**MATERIALS PROVIDED:**
-.-.-
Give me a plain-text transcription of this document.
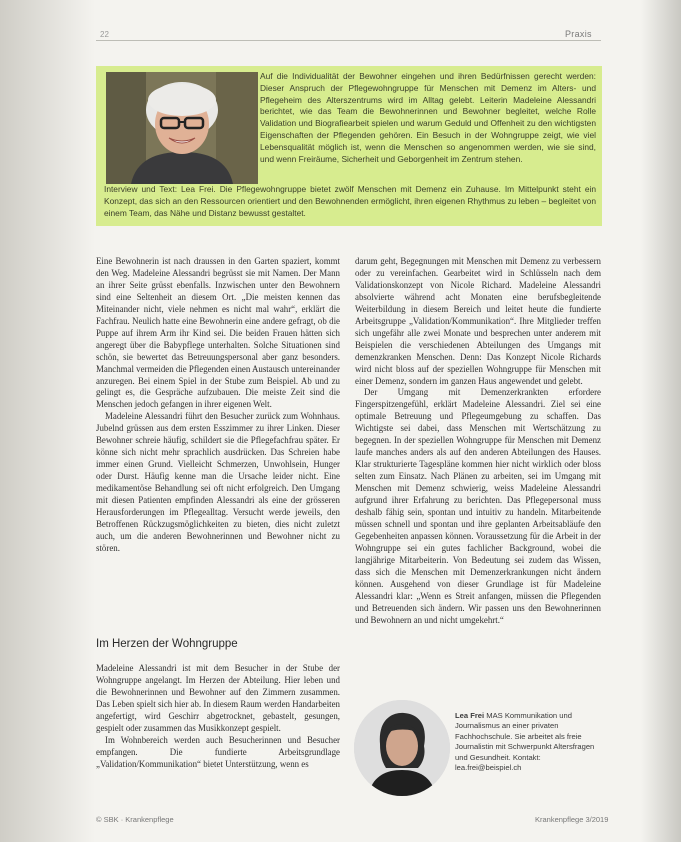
22	Praxis
Auf die Individualität der Bewohner eingehen und ihren Bedürfnissen gerecht werden: Dieser Anspruch der Pflegewohngruppe für Menschen mit Demenz im Alters- und Pflegeheim des Alterszentrums wird im Alltag gelebt. Leiterin Madeleine Alessandri berichtet, wie das Team die Bewohnerinnen und Bewohner begleitet, welche Rolle Validation und Biografiearbeit spielen und warum Geduld und Offenheit zu den wichtigsten Eigenschaften der Pflegenden gehören. Ein Besuch in der Wohngruppe zeigt, wie viel Lebensqualität möglich ist, wenn die Menschen so angenommen werden, wie sie sind, und wenn Freiräume, Sicherheit und Geborgenheit im Zentrum stehen.
Interview und Text: Lea Frei. Die Pflegewohngruppe bietet zwölf Menschen mit Demenz ein Zuhause. Im Mittelpunkt steht ein Konzept, das sich an den Ressourcen orientiert und den Bewohnenden ermöglicht, ihren eigenen Rhythmus zu leben – begleitet von einem Team, das Nähe und Distanz bewusst gestaltet.

Eine Bewohnerin ist nach draussen in den Garten spaziert, kommt den Weg. Madeleine Alessandri begrüsst sie mit Namen. Der Mann an ihrer Seite grüsst ebenfalls. Inzwischen unter den Bewohnern sind eine Seltenheit an diesem Ort. „Die meisten kennen das Miteinander nicht, viele nehmen es nicht mal wahr“, erklärt die Fachfrau. Neulich hatte eine Bewohnerin eine andere gefragt, ob die Puppe auf ihrem Arm ihr Kind sei. Die beiden Frauen hätten sich angeregt über die Babypflege unterhalten. Solche Situationen sind schön, sie bewertet das Betreuungspersonal aber ganz besonders. Manchmal vermeiden die Pflegenden einen Austausch untereinander anzuregen. Bei einem Spiel in der Stube zum Beispiel. Ab und zu gelingt es, die Gespräche aufzubauen. Die meiste Zeit sind die Menschen jedoch gefangen in ihrer eigenen Welt.

Madeleine Alessandri führt den Besucher zurück zum Wohnhaus. Jubelnd grüssen aus dem ersten Esszimmer zu ihrer Linken. Dieser Bewohner schreie häufig, schildert sie die Pflegefachfrau später. Er könne sich nicht mehr sprachlich ausdrücken. Das Schreien habe immer einen Grund. Vielleicht Schmerzen, Unwohlsein, Hunger oder Durst. Häufig kenne man die Ursache leider nicht. Eine medikamentöse Behandlung sei oft nicht erfolgreich. Den Umgang mit diesen Patienten empfinden Alessandri als eine der grösseren Herausforderungen im Pflegealltag. Versucht werde jeweils, den Betroffenen Rückzugsmöglichkeiten zu bieten, dies nicht zuletzt auch, um die anderen Bewohnerinnen und Bewohner nicht zu stören.

Im Herzen der Wohngruppe

Madeleine Alessandri ist mit dem Besucher in der Stube der Wohngruppe angelangt. Im Herzen der Abteilung. Hier leben und die Bewohnerinnen und Bewohner auf den Zimmern zusammen. Das Leben spielt sich hier ab. In diesem Raum werden Handarbeiten angefertigt, wird Geschirr abgetrocknet, gebastelt, gesungen, gespielt oder zusammen das Musikkonzept gespielt.

Im Wohnbereich werden auch Besucherinnen und Besucher empfangen. Die fundierte Arbeitsgrundlage „Validation/Kommunikation“ bietet Unterstützung, wenn es

darum geht, Begegnungen mit Menschen mit Demenz zu verbessern oder zu vereinfachen. Gearbeitet wird in Schlüsseln nach dem Validationskonzept von Nicole Richard. Madeleine Alessandri absolvierte während acht Monaten eine berufsbegleitende Weiterbildung in diesem Bereich und leitet heute die fundierte Arbeitsgruppe „Validation/Kommunikation“. Ihre Mitglieder treffen sich ungefähr alle zwei Monate und besprechen unter anderem mit Beispielen die verschiedenen Abteilungen des Umgangs mit demenzkranken Menschen. Denn: Das Konzept Nicole Richards wird nicht bloss auf der speziellen Wohngruppe für Menschen mit einer Demenz, sondern im ganzen Haus angewendet und gelebt.

Der Umgang mit Demenzerkrankten erfordere Fingerspitzengefühl, erklärt Madeleine Alessandri. Ziel sei eine optimale Betreuung und Pflegeumgebung zu schaffen. Das Wichtigste sei dabei, dass Menschen mit Wertschätzung zu begegnen. In der speziellen Wohngruppe für Menschen mit Demenz laufe manches anders als auf den anderen Abteilungen des Hauses. Klar strukturierte Tagespläne kommen hier nicht wirklich oder bloss selten zum Einsatz. Nach Plänen zu arbeiten, sei im Umgang mit Menschen mit Demenz schwierig, weiss Madeleine Alessandri aufgrund ihrer Erfahrung zu berichten. Das Pflegepersonal muss deshalb fähig sein, spontan und intuitiv zu handeln. Mitarbeitende müssen schnell und spontan und ihre geplanten Arbeitsabläufe den Gegebenheiten anpassen können. Voraussetzung für die Arbeit in der Wohngruppe sei ein gutes fachlicher Background, wobei die langjährige Mitarbeiterin. Von Bedeutung sei zudem das Wissen, dass sich die Menschen mit Demenzerkrankungen nicht ändern können. Ausgehend von dieser Grundlage ist für Madeleine Alessandri klar: „Wenn es Streit anfangen, müssen die Pflegenden und Betreuenden sich ändern. Wir passen uns den Bewohnerinnen und Bewohnern an und nicht umgekehrt.“

Lea Frei MAS Kommunikation und Journalismus an einer privaten Fachhochschule. Sie arbeitet als freie Journalistin mit Schwerpunkt Altersfragen und Gesundheit. Kontakt: lea.frei@beispiel.ch
© SBK · Krankenpflege	Krankenpflege 3/2019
-.-.-
**TASK REQUIREMENTS:**
Copy out all the data exactly, skipping the pictures.

**TASK ANSWER:**
Give me a plain-text transcription of this document.
22	Praxis
Auf die Individualität der Bewohner eingehen und ihren Bedürfnissen gerecht werden: Dieser Anspruch der Pflegewohngruppe für Menschen mit Demenz im Alters- und Pflegeheim des Alterszentrums wird im Alltag gelebt. Leiterin Madeleine Alessandri berichtet, wie das Team die Bewohnerinnen und Bewohner begleitet, welche Rolle Validation und Biografiearbeit spielen und warum Geduld und Offenheit zu den wichtigsten Eigenschaften der Pflegenden gehören. Ein Besuch in der Wohngruppe zeigt, wie viel Lebensqualität möglich ist, wenn die Menschen so angenommen werden, wie sie sind, und wenn Freiräume, Sicherheit und Geborgenheit im Zentrum stehen.
Interview und Text: Lea Frei. Die Pflegewohngruppe bietet zwölf Menschen mit Demenz ein Zuhause. Im Mittelpunkt steht ein Konzept, das sich an den Ressourcen orientiert und den Bewohnenden ermöglicht, ihren eigenen Rhythmus zu leben – begleitet von einem Team, das Nähe und Distanz bewusst gestaltet.

Eine Bewohnerin ist nach draussen in den Garten spaziert, kommt den Weg. Madeleine Alessandri begrüsst sie mit Namen. Der Mann an ihrer Seite grüsst ebenfalls. Inzwischen unter den Bewohnern sind eine Seltenheit an diesem Ort. „Die meisten kennen das Miteinander nicht, viele nehmen es nicht mal wahr“, erklärt die Fachfrau. Neulich hatte eine Bewohnerin eine andere gefragt, ob die Puppe auf ihrem Arm ihr Kind sei. Die beiden Frauen hätten sich angeregt über die Babypflege unterhalten. Solche Situationen sind schön, sie bewertet das Betreuungspersonal aber ganz besonders. Manchmal vermeiden die Pflegenden einen Austausch untereinander anzuregen. Bei einem Spiel in der Stube zum Beispiel. Ab und zu gelingt es, die Gespräche aufzubauen. Die meiste Zeit sind die Menschen jedoch gefangen in ihrer eigenen Welt.

Madeleine Alessandri führt den Besucher zurück zum Wohnhaus. Jubelnd grüssen aus dem ersten Esszimmer zu ihrer Linken. Dieser Bewohner schreie häufig, schildert sie die Pflegefachfrau später. Er könne sich nicht mehr sprachlich ausdrücken. Das Schreien habe immer einen Grund. Vielleicht Schmerzen, Unwohlsein, Hunger oder Durst. Häufig kenne man die Ursache leider nicht. Eine medikamentöse Behandlung sei oft nicht erfolgreich. Den Umgang mit diesen Patienten empfinden Alessandri als eine der grösseren Herausforderungen im Pflegealltag. Versucht werde jeweils, den Betroffenen Rückzugsmöglichkeiten zu bieten, dies nicht zuletzt auch, um die anderen Bewohnerinnen und Bewohner nicht zu stören.

Im Herzen der Wohngruppe

Madeleine Alessandri ist mit dem Besucher in der Stube der Wohngruppe angelangt. Im Herzen der Abteilung. Hier leben und die Bewohnerinnen und Bewohner auf den Zimmern zusammen. Das Leben spielt sich hier ab. In diesem Raum werden Handarbeiten angefertigt, wird Geschirr abgetrocknet, gebastelt, gesungen, gespielt oder zusammen das Musikkonzept gespielt.

Im Wohnbereich werden auch Besucherinnen und Besucher empfangen. Die fundierte Arbeitsgrundlage „Validation/Kommunikation“ bietet Unterstützung, wenn es

darum geht, Begegnungen mit Menschen mit Demenz zu verbessern oder zu vereinfachen. Gearbeitet wird in Schlüsseln nach dem Validationskonzept von Nicole Richard. Madeleine Alessandri absolvierte während acht Monaten eine berufsbegleitende Weiterbildung in diesem Bereich und leitet heute die fundierte Arbeitsgruppe „Validation/Kommunikation“. Ihre Mitglieder treffen sich ungefähr alle zwei Monate und besprechen unter anderem mit Beispielen die verschiedenen Abteilungen des Umgangs mit demenzkranken Menschen. Denn: Das Konzept Nicole Richards wird nicht bloss auf der speziellen Wohngruppe für Menschen mit einer Demenz, sondern im ganzen Haus angewendet und gelebt.

Der Umgang mit Demenzerkrankten erfordere Fingerspitzengefühl, erklärt Madeleine Alessandri. Ziel sei eine optimale Betreuung und Pflegeumgebung zu schaffen. Das Wichtigste sei dabei, dass Menschen mit Wertschätzung zu begegnen. In der speziellen Wohngruppe für Menschen mit Demenz laufe manches anders als auf den anderen Abteilungen des Hauses. Klar strukturierte Tagespläne kommen hier nicht wirklich oder bloss selten zum Einsatz. Nach Plänen zu arbeiten, sei im Umgang mit Menschen mit Demenz schwierig, weiss Madeleine Alessandri aufgrund ihrer Erfahrung zu berichten. Das Pflegepersonal muss deshalb fähig sein, spontan und intuitiv zu handeln. Mitarbeitende müssen schnell und spontan und ihre geplanten Arbeitsabläufe den Gegebenheiten anpassen können. Voraussetzung für die Arbeit in der Wohngruppe sei ein gutes fachlicher Background, wobei die langjährige Mitarbeiterin. Von Bedeutung sei zudem das Wissen, dass sich die Menschen mit Demenzerkrankungen nicht ändern können. Ausgehend von dieser Grundlage ist für Madeleine Alessandri klar: „Wenn es Streit anfangen, müssen die Pflegenden und Betreuenden sich ändern. Wir passen uns den Bewohnerinnen und Bewohnern an und nicht umgekehrt.“

Lea Frei MAS Kommunikation und Journalismus an einer privaten Fachhochschule. Sie arbeitet als freie Journalistin mit Schwerpunkt Altersfragen und Gesundheit. Kontakt: lea.frei@beispiel.ch
© SBK · Krankenpflege	Krankenpflege 3/2019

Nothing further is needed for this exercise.